Python Logging: A Stroll Through the Source Code

by Brad Solomon May 22, 2019 best-practices intermediate

The Python logging package is a a lightweight but extensible package for keeping better track of what your own code does. Using it gives you much more flexibility than just littering your code with superfluous print() calls.

However, Python’s logging package can be complicated in certain spots. Handlers, loggers, levels, namespaces, filters: it’s not easy to keep track of all of these pieces and how they interact.

One way to tie up the loose ends in your understanding of logging is to peek under the hood to its CPython source code. The Python code behind logging is concise and modular, and reading through it can help you get that aha moment.

This article is meant to complement the logging HOWTO document as well as Logging in Python, which is a walkthrough on how to use the package.

By the end of this article, you’ll be familiar with the following:

  • logging levels and how they work
  • Thread-safety versus process-safety in logging
  • The design of logging from an OOP perspective
  • Logging in libraries vs applications
  • Best practices and design patterns for using logging

For the most part, we’ll go line-by-line down the core module in Python’s logging package in order to build a picture of how it’s laid out.

How to Follow Along

Because the logging source code is central to this article, you can assume that any code block or link is based on a specific commit in the Python 3.7 CPython repository, namely commit d730719. You can find the logging package itself in the Lib/ directory within the CPython source.

• **Supplied entries**
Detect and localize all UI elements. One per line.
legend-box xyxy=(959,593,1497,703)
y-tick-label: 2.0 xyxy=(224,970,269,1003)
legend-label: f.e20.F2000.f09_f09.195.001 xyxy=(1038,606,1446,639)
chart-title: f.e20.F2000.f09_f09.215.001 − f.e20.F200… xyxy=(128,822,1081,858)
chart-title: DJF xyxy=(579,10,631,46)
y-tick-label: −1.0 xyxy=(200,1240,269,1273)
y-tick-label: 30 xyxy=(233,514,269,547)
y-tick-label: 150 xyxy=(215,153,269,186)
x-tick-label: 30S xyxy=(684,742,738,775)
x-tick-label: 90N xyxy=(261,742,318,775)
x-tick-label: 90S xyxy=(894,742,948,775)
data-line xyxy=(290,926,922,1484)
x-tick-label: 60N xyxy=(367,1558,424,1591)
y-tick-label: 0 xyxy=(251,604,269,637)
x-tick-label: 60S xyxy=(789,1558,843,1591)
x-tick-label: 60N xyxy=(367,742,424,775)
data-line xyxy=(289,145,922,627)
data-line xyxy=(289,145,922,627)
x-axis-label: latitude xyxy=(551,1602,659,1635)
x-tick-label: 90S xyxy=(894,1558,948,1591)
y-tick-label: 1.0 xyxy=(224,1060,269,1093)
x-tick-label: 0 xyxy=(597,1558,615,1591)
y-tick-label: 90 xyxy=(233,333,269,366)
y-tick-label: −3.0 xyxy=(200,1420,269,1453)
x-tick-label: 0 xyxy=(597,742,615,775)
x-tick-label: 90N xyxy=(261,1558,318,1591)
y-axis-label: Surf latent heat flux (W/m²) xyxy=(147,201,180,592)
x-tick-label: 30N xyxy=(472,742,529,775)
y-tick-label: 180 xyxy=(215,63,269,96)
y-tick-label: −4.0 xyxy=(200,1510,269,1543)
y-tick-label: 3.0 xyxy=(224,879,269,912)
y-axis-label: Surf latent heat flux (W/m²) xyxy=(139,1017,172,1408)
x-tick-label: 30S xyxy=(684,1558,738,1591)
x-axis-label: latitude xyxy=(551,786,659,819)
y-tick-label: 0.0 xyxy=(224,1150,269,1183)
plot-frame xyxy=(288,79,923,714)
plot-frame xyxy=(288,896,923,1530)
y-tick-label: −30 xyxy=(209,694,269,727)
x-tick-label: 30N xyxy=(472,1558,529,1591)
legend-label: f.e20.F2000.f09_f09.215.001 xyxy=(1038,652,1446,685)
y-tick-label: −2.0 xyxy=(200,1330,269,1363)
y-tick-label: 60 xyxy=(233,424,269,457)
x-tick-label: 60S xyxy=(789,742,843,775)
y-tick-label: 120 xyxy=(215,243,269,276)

• **Requirement 1**
According to the Python logging article, which CPython commit are its code blocks and links based on?
• **Requirement 2**
Write the next part of the Python logging article, starting after its last sentence.

• **Written reply 1**
Commit d730719 in the Python 3.7 CPython repository.

• **Written reply 2**
Within the logging package, most of the heavy lifting occurs within logging/__init__.py, which is the file you’ll spend the most time on here:

cpython/
│
├── Lib/
│   ├── logging/
│   │   ├── __init__.py
│   │   ├── config.py
│   │   └── handlers.py
│   ├── ...
├── Modules/
├── Include/
...
... [truncated]

With that, let’s jump in.

Preliminaries

Before we get to the heavyweight classes, the top hundred lines or so of __init__.py introduce a few subtle but important concepts.

Preliminary #1: A Level Is Just an int!

Objects like logging.INFO or logging.DEBUG can seem a bit opaque. What are these variables internally, and how are they defined?

In fact, the uppercase constants from Python’s logging are just integers, forming an enum-like collection of numerical levels:

CRITICAL = 50
FATAL = CRITICAL
ERROR = 40
WARNING = 30
WARN = WARNING
INFO = 20
DEBUG = 10
NOTSET = 0

Why not just use the strings "INFO" or "DEBUG"? Levels are int constants to allow for the simple, unambiguous comparison of one level with another. They are given names as well to lend them semantic meaning. Saying that a message has a severity of 50 may not be immediately clear, but saying that it has a level of CRITICAL lets you know that you’ve got a flashing red light somewhere in your program.

Now, technically, you can pass just the str form of a level in some places, such as logger.setLevel("DEBUG"). Internally, this will call _checkLevel(), which ultimately does a dict lookup for the corresponding int:

_nameToLevel = {
    'CRITICAL': CRITICAL,
    'FATAL': FATAL,
    'ERROR': ERROR,
    'WARN': WARNING,
    'WARNING': WARNING,
    'INFO': INFO,
    'DEBUG': DEBUG,
    'NOTSET': NOTSET,
}

def _checkLevel(level):
    if isinstance(level, int):
        rv = level
    elif str(level) == level:
        if level not in _nameToLevel:
            raise ValueError("Unknown level: %r" % level)
        rv = _nameToLevel[level]
    else:
        raise TypeError("Level not an integer or a valid string: %r" % level)
    return rv

Which should you prefer? I’m not too opinionated on this, but it’s notable that the logging docs consistently use the form logging.DEBUG rather than "DEBUG" or 10. Also, passing the str form isn’t an option in Python 2, and some logging methods such as logger.isEnabledFor() will accept only an int, not its str cousin.

Preliminary #2: Logging Is Thread-Safe, but Not Process-Safe

A few lines down, you’ll find the following short code block, which is sneakily critical to the whole package:

import threading

_lock = threading.RLock()

def _acquireLock():
     if _lock:
        _lock.acquire()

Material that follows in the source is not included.